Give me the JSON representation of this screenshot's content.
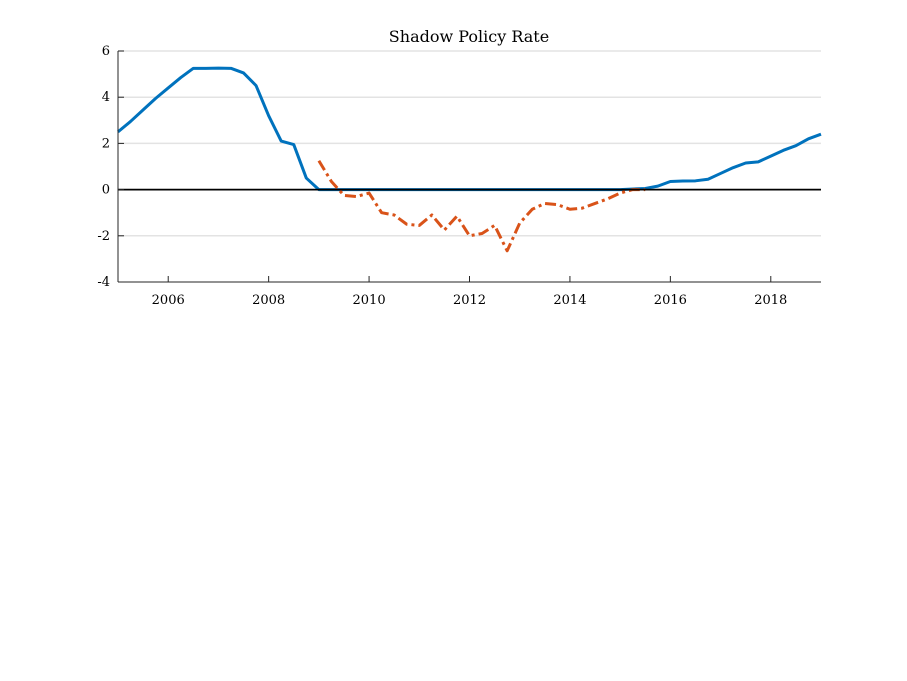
{
  "chart_data": {
    "type": "line",
    "title": "Shadow Policy Rate",
    "xlabel": "",
    "ylabel": "",
    "xlim": [
      2005.0,
      2019.0
    ],
    "ylim": [
      -4,
      6
    ],
    "x_ticks": [
      2006,
      2008,
      2010,
      2012,
      2014,
      2016,
      2018
    ],
    "x_tick_labels": [
      "2006",
      "2008",
      "2010",
      "2012",
      "2014",
      "2016",
      "2018"
    ],
    "y_ticks": [
      -4,
      -2,
      0,
      2,
      4,
      6
    ],
    "y_tick_labels": [
      "-4",
      "-2",
      "0",
      "2",
      "4",
      "6"
    ],
    "grid": "horizontal",
    "reference_line": 0,
    "series": [
      {
        "color": "#0072BD",
        "style": "solid",
        "points": [
          [
            2005.0,
            2.5
          ],
          [
            2005.25,
            2.95
          ],
          [
            2005.5,
            3.45
          ],
          [
            2005.75,
            3.95
          ],
          [
            2006.0,
            4.4
          ],
          [
            2006.25,
            4.85
          ],
          [
            2006.5,
            5.25
          ],
          [
            2006.75,
            5.25
          ],
          [
            2007.0,
            5.26
          ],
          [
            2007.25,
            5.25
          ],
          [
            2007.5,
            5.05
          ],
          [
            2007.75,
            4.5
          ],
          [
            2008.0,
            3.2
          ],
          [
            2008.25,
            2.1
          ],
          [
            2008.5,
            1.95
          ],
          [
            2008.75,
            0.5
          ],
          [
            2009.0,
            0.0
          ],
          [
            2009.25,
            0.0
          ],
          [
            2010.0,
            0.0
          ],
          [
            2011.0,
            0.0
          ],
          [
            2012.0,
            0.0
          ],
          [
            2013.0,
            0.0
          ],
          [
            2014.0,
            0.0
          ],
          [
            2015.0,
            0.0
          ],
          [
            2015.5,
            0.05
          ],
          [
            2015.75,
            0.15
          ],
          [
            2016.0,
            0.35
          ],
          [
            2016.25,
            0.37
          ],
          [
            2016.5,
            0.38
          ],
          [
            2016.75,
            0.45
          ],
          [
            2017.0,
            0.7
          ],
          [
            2017.25,
            0.95
          ],
          [
            2017.5,
            1.15
          ],
          [
            2017.75,
            1.2
          ],
          [
            2018.0,
            1.45
          ],
          [
            2018.25,
            1.7
          ],
          [
            2018.5,
            1.9
          ],
          [
            2018.75,
            2.2
          ],
          [
            2019.0,
            2.4
          ]
        ]
      },
      {
        "color": "#D95319",
        "style": "dash-dot",
        "points": [
          [
            2009.0,
            1.25
          ],
          [
            2009.25,
            0.35
          ],
          [
            2009.5,
            -0.25
          ],
          [
            2009.75,
            -0.3
          ],
          [
            2010.0,
            -0.15
          ],
          [
            2010.25,
            -1.0
          ],
          [
            2010.5,
            -1.1
          ],
          [
            2010.75,
            -1.5
          ],
          [
            2011.0,
            -1.55
          ],
          [
            2011.25,
            -1.1
          ],
          [
            2011.5,
            -1.75
          ],
          [
            2011.75,
            -1.15
          ],
          [
            2012.0,
            -2.0
          ],
          [
            2012.25,
            -1.9
          ],
          [
            2012.5,
            -1.55
          ],
          [
            2012.75,
            -2.65
          ],
          [
            2013.0,
            -1.45
          ],
          [
            2013.25,
            -0.85
          ],
          [
            2013.5,
            -0.6
          ],
          [
            2013.75,
            -0.65
          ],
          [
            2014.0,
            -0.85
          ],
          [
            2014.25,
            -0.8
          ],
          [
            2014.5,
            -0.6
          ],
          [
            2014.75,
            -0.4
          ],
          [
            2015.0,
            -0.15
          ],
          [
            2015.25,
            0.0
          ],
          [
            2015.5,
            0.0
          ]
        ]
      }
    ]
  }
}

+ + + + +

◆ **Aim**: Transcribe the records above exactly as they appear, leaving out any pictures.

◆ **Task output**:
Give me the JSON representation of this screenshot's content.
{
  "chart_data": {
    "type": "line",
    "title": "Shadow Policy Rate",
    "xlabel": "",
    "ylabel": "",
    "xlim": [
      2005.0,
      2019.0
    ],
    "ylim": [
      -4,
      6
    ],
    "x_ticks": [
      2006,
      2008,
      2010,
      2012,
      2014,
      2016,
      2018
    ],
    "x_tick_labels": [
      "2006",
      "2008",
      "2010",
      "2012",
      "2014",
      "2016",
      "2018"
    ],
    "y_ticks": [
      -4,
      -2,
      0,
      2,
      4,
      6
    ],
    "y_tick_labels": [
      "-4",
      "-2",
      "0",
      "2",
      "4",
      "6"
    ],
    "grid": "horizontal",
    "reference_line": 0,
    "series": [
      {
        "color": "#0072BD",
        "style": "solid",
        "points": [
          [
            2005.0,
            2.5
          ],
          [
            2005.25,
            2.95
          ],
          [
            2005.5,
            3.45
          ],
          [
            2005.75,
            3.95
          ],
          [
            2006.0,
            4.4
          ],
          [
            2006.25,
            4.85
          ],
          [
            2006.5,
            5.25
          ],
          [
            2006.75,
            5.25
          ],
          [
            2007.0,
            5.26
          ],
          [
            2007.25,
            5.25
          ],
          [
            2007.5,
            5.05
          ],
          [
            2007.75,
            4.5
          ],
          [
            2008.0,
            3.2
          ],
          [
            2008.25,
            2.1
          ],
          [
            2008.5,
            1.95
          ],
          [
            2008.75,
            0.5
          ],
          [
            2009.0,
            0.0
          ],
          [
            2009.25,
            0.0
          ],
          [
            2010.0,
            0.0
          ],
          [
            2011.0,
            0.0
          ],
          [
            2012.0,
            0.0
          ],
          [
            2013.0,
            0.0
          ],
          [
            2014.0,
            0.0
          ],
          [
            2015.0,
            0.0
          ],
          [
            2015.5,
            0.05
          ],
          [
            2015.75,
            0.15
          ],
          [
            2016.0,
            0.35
          ],
          [
            2016.25,
            0.37
          ],
          [
            2016.5,
            0.38
          ],
          [
            2016.75,
            0.45
          ],
          [
            2017.0,
            0.7
          ],
          [
            2017.25,
            0.95
          ],
          [
            2017.5,
            1.15
          ],
          [
            2017.75,
            1.2
          ],
          [
            2018.0,
            1.45
          ],
          [
            2018.25,
            1.7
          ],
          [
            2018.5,
            1.9
          ],
          [
            2018.75,
            2.2
          ],
          [
            2019.0,
            2.4
          ]
        ]
      },
      {
        "color": "#D95319",
        "style": "dash-dot",
        "points": [
          [
            2009.0,
            1.25
          ],
          [
            2009.25,
            0.35
          ],
          [
            2009.5,
            -0.25
          ],
          [
            2009.75,
            -0.3
          ],
          [
            2010.0,
            -0.15
          ],
          [
            2010.25,
            -1.0
          ],
          [
            2010.5,
            -1.1
          ],
          [
            2010.75,
            -1.5
          ],
          [
            2011.0,
            -1.55
          ],
          [
            2011.25,
            -1.1
          ],
          [
            2011.5,
            -1.75
          ],
          [
            2011.75,
            -1.15
          ],
          [
            2012.0,
            -2.0
          ],
          [
            2012.25,
            -1.9
          ],
          [
            2012.5,
            -1.55
          ],
          [
            2012.75,
            -2.65
          ],
          [
            2013.0,
            -1.45
          ],
          [
            2013.25,
            -0.85
          ],
          [
            2013.5,
            -0.6
          ],
          [
            2013.75,
            -0.65
          ],
          [
            2014.0,
            -0.85
          ],
          [
            2014.25,
            -0.8
          ],
          [
            2014.5,
            -0.6
          ],
          [
            2014.75,
            -0.4
          ],
          [
            2015.0,
            -0.15
          ],
          [
            2015.25,
            0.0
          ],
          [
            2015.5,
            0.0
          ]
        ]
      }
    ]
  }
}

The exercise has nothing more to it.